| Your goal |
Select every line below containing the word "Wavelet".

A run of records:
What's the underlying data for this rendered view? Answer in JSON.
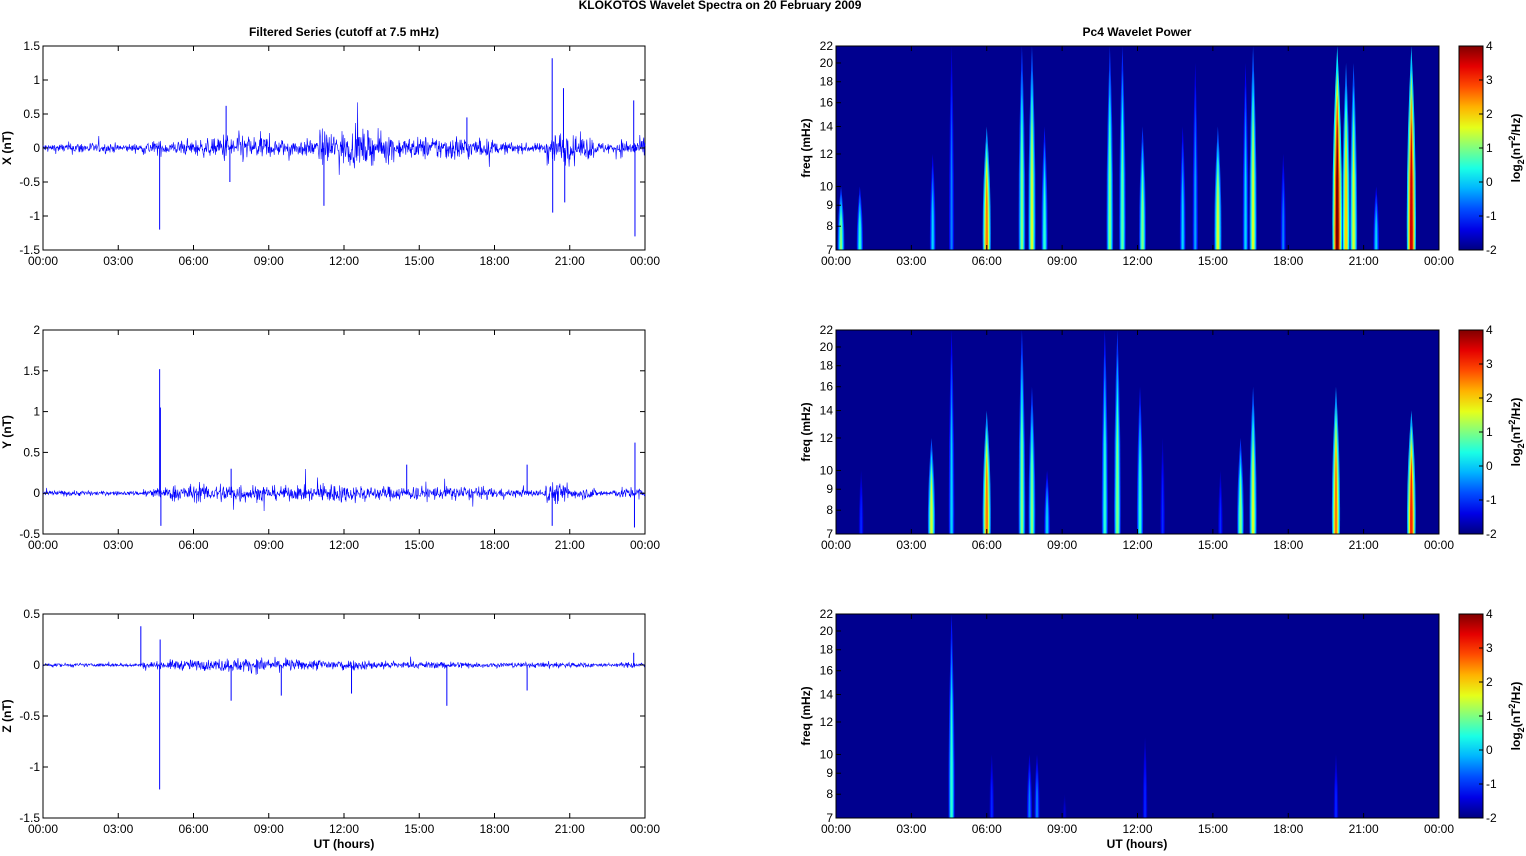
{
  "title": "KLOKOTOS Wavelet Spectra on 20 February  2009",
  "left_title": "Filtered Series (cutoff at 7.5 mHz)",
  "right_title": "Pc4 Wavelet Power",
  "xlabel": "UT (hours)",
  "freq_label": "freq (mHz)",
  "colorbar_label": {
    "a": "log",
    "sub": "2",
    "b": "(nT",
    "sup": "2",
    "c": "/Hz)"
  },
  "colors": {
    "series": "#0000ff",
    "background": "#00008f"
  },
  "chart_data": [
    {
      "type": "line",
      "name": "X",
      "ylabel": "X (nT)",
      "ylim": [
        -1.5,
        1.5
      ],
      "yticks": [
        "-1.5",
        "-1",
        "-0.5",
        "0",
        "0.5",
        "1",
        "1.5"
      ],
      "ytick_values": [
        -1.5,
        -1,
        -0.5,
        0,
        0.5,
        1,
        1.5
      ],
      "xlim": [
        0,
        24
      ],
      "xticks": [
        "00:00",
        "03:00",
        "06:00",
        "09:00",
        "12:00",
        "15:00",
        "18:00",
        "21:00",
        "00:00"
      ],
      "noise_envelope_by_hour": [
        0.08,
        0.1,
        0.08,
        0.07,
        0.12,
        0.12,
        0.15,
        0.25,
        0.22,
        0.15,
        0.15,
        0.3,
        0.3,
        0.25,
        0.18,
        0.2,
        0.22,
        0.15,
        0.1,
        0.08,
        0.28,
        0.2,
        0.1,
        0.15
      ],
      "spikes": [
        [
          4.65,
          -1.2
        ],
        [
          7.3,
          0.62
        ],
        [
          7.45,
          -0.5
        ],
        [
          11.2,
          -0.85
        ],
        [
          16.9,
          0.45
        ],
        [
          20.3,
          1.32
        ],
        [
          20.32,
          -0.95
        ],
        [
          20.75,
          0.88
        ],
        [
          20.8,
          -0.8
        ],
        [
          23.55,
          0.7
        ],
        [
          23.6,
          -1.3
        ]
      ]
    },
    {
      "type": "line",
      "name": "Y",
      "ylabel": "Y (nT)",
      "ylim": [
        -0.5,
        2
      ],
      "yticks": [
        "-0.5",
        "0",
        "0.5",
        "1",
        "1.5",
        "2"
      ],
      "ytick_values": [
        -0.5,
        0,
        0.5,
        1,
        1.5,
        2
      ],
      "xlim": [
        0,
        24
      ],
      "xticks": [
        "00:00",
        "03:00",
        "06:00",
        "09:00",
        "12:00",
        "15:00",
        "18:00",
        "21:00",
        "00:00"
      ],
      "noise_envelope_by_hour": [
        0.04,
        0.04,
        0.03,
        0.03,
        0.08,
        0.12,
        0.12,
        0.15,
        0.12,
        0.1,
        0.1,
        0.15,
        0.12,
        0.1,
        0.1,
        0.1,
        0.1,
        0.08,
        0.06,
        0.05,
        0.15,
        0.08,
        0.05,
        0.08
      ],
      "spikes": [
        [
          4.65,
          1.52
        ],
        [
          4.68,
          1.05
        ],
        [
          4.7,
          -0.4
        ],
        [
          7.5,
          0.3
        ],
        [
          14.5,
          0.35
        ],
        [
          19.3,
          0.35
        ],
        [
          20.3,
          -0.4
        ],
        [
          23.6,
          0.62
        ],
        [
          23.58,
          -0.42
        ]
      ]
    },
    {
      "type": "line",
      "name": "Z",
      "ylabel": "Z (nT)",
      "ylim": [
        -1.5,
        0.5
      ],
      "yticks": [
        "-1.5",
        "-1",
        "-0.5",
        "0",
        "0.5"
      ],
      "ytick_values": [
        -1.5,
        -1,
        -0.5,
        0,
        0.5
      ],
      "xlim": [
        0,
        24
      ],
      "xticks": [
        "00:00",
        "03:00",
        "06:00",
        "09:00",
        "12:00",
        "15:00",
        "18:00",
        "21:00",
        "00:00"
      ],
      "noise_envelope_by_hour": [
        0.02,
        0.02,
        0.02,
        0.02,
        0.04,
        0.06,
        0.06,
        0.08,
        0.08,
        0.07,
        0.06,
        0.07,
        0.06,
        0.05,
        0.04,
        0.04,
        0.04,
        0.03,
        0.03,
        0.03,
        0.04,
        0.03,
        0.02,
        0.03
      ],
      "spikes": [
        [
          3.9,
          0.38
        ],
        [
          4.65,
          -1.22
        ],
        [
          4.67,
          0.25
        ],
        [
          7.5,
          -0.35
        ],
        [
          9.5,
          -0.3
        ],
        [
          12.3,
          -0.28
        ],
        [
          16.1,
          -0.4
        ],
        [
          19.3,
          -0.25
        ],
        [
          23.55,
          0.12
        ]
      ]
    },
    {
      "type": "heatmap",
      "name": "X power",
      "ylabel": "freq (mHz)",
      "yscale": "log",
      "ylim": [
        7,
        22
      ],
      "yticks": [
        "7",
        "8",
        "9",
        "10",
        "12",
        "14",
        "16",
        "18",
        "20",
        "22"
      ],
      "ytick_values": [
        7,
        8,
        9,
        10,
        12,
        14,
        16,
        18,
        20,
        22
      ],
      "clim": [
        -2,
        4
      ],
      "cticks": [
        "-2",
        "-1",
        "0",
        "1",
        "2",
        "3",
        "4"
      ],
      "ctick_values": [
        -2,
        -1,
        0,
        1,
        2,
        3,
        4
      ],
      "xticks": [
        "00:00",
        "03:00",
        "06:00",
        "09:00",
        "12:00",
        "15:00",
        "18:00",
        "21:00",
        "00:00"
      ],
      "bursts": [
        [
          0.2,
          10,
          1
        ],
        [
          0.95,
          10,
          0.5
        ],
        [
          3.85,
          12,
          0
        ],
        [
          4.6,
          22,
          -0.5
        ],
        [
          6.0,
          14,
          2.5
        ],
        [
          7.4,
          22,
          1
        ],
        [
          7.8,
          22,
          1.5
        ],
        [
          8.3,
          14,
          0.5
        ],
        [
          10.9,
          22,
          1
        ],
        [
          11.4,
          22,
          0.8
        ],
        [
          12.2,
          14,
          1
        ],
        [
          13.8,
          14,
          0
        ],
        [
          14.3,
          20,
          -0.3
        ],
        [
          15.2,
          14,
          1.5
        ],
        [
          16.3,
          20,
          0
        ],
        [
          16.6,
          22,
          1.5
        ],
        [
          17.8,
          12,
          -0.5
        ],
        [
          19.95,
          22,
          4
        ],
        [
          20.3,
          20,
          2
        ],
        [
          20.6,
          20,
          1.5
        ],
        [
          21.5,
          10,
          0
        ],
        [
          22.9,
          22,
          3.5
        ]
      ]
    },
    {
      "type": "heatmap",
      "name": "Y power",
      "ylabel": "freq (mHz)",
      "yscale": "log",
      "ylim": [
        7,
        22
      ],
      "yticks": [
        "7",
        "8",
        "9",
        "10",
        "12",
        "14",
        "16",
        "18",
        "20",
        "22"
      ],
      "ytick_values": [
        7,
        8,
        9,
        10,
        12,
        14,
        16,
        18,
        20,
        22
      ],
      "clim": [
        -2,
        4
      ],
      "cticks": [
        "-2",
        "-1",
        "0",
        "1",
        "2",
        "3",
        "4"
      ],
      "ctick_values": [
        -2,
        -1,
        0,
        1,
        2,
        3,
        4
      ],
      "xticks": [
        "00:00",
        "03:00",
        "06:00",
        "09:00",
        "12:00",
        "15:00",
        "18:00",
        "21:00",
        "00:00"
      ],
      "bursts": [
        [
          1.0,
          10,
          -1
        ],
        [
          3.8,
          12,
          1.5
        ],
        [
          4.6,
          22,
          0
        ],
        [
          6.0,
          14,
          2.5
        ],
        [
          7.4,
          22,
          1
        ],
        [
          7.8,
          16,
          1
        ],
        [
          8.4,
          10,
          0
        ],
        [
          10.7,
          22,
          0.5
        ],
        [
          11.2,
          22,
          1
        ],
        [
          12.1,
          16,
          0.5
        ],
        [
          13.0,
          12,
          -1
        ],
        [
          15.3,
          10,
          -1
        ],
        [
          16.1,
          12,
          1
        ],
        [
          16.6,
          16,
          1.5
        ],
        [
          19.9,
          16,
          2.5
        ],
        [
          22.9,
          14,
          3
        ]
      ]
    },
    {
      "type": "heatmap",
      "name": "Z power",
      "ylabel": "freq (mHz)",
      "yscale": "log",
      "ylim": [
        7,
        22
      ],
      "yticks": [
        "7",
        "8",
        "9",
        "10",
        "12",
        "14",
        "16",
        "18",
        "20",
        "22"
      ],
      "ytick_values": [
        7,
        8,
        9,
        10,
        12,
        14,
        16,
        18,
        20,
        22
      ],
      "clim": [
        -2,
        4
      ],
      "cticks": [
        "-2",
        "-1",
        "0",
        "1",
        "2",
        "3",
        "4"
      ],
      "ctick_values": [
        -2,
        -1,
        0,
        1,
        2,
        3,
        4
      ],
      "xticks": [
        "00:00",
        "03:00",
        "06:00",
        "09:00",
        "12:00",
        "15:00",
        "18:00",
        "21:00",
        "00:00"
      ],
      "bursts": [
        [
          4.6,
          22,
          0.5
        ],
        [
          6.2,
          10,
          -1
        ],
        [
          7.7,
          10,
          -0.5
        ],
        [
          8.0,
          10,
          -0.5
        ],
        [
          9.1,
          8,
          -1.5
        ],
        [
          12.3,
          11,
          -1
        ],
        [
          19.9,
          10,
          -1
        ]
      ]
    }
  ]
}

| Exercise output |
  "title": "KLOKOTOS Wavelet Spectra on 20 February  2009",
  "right_title": "Pc4 Wavelet Power",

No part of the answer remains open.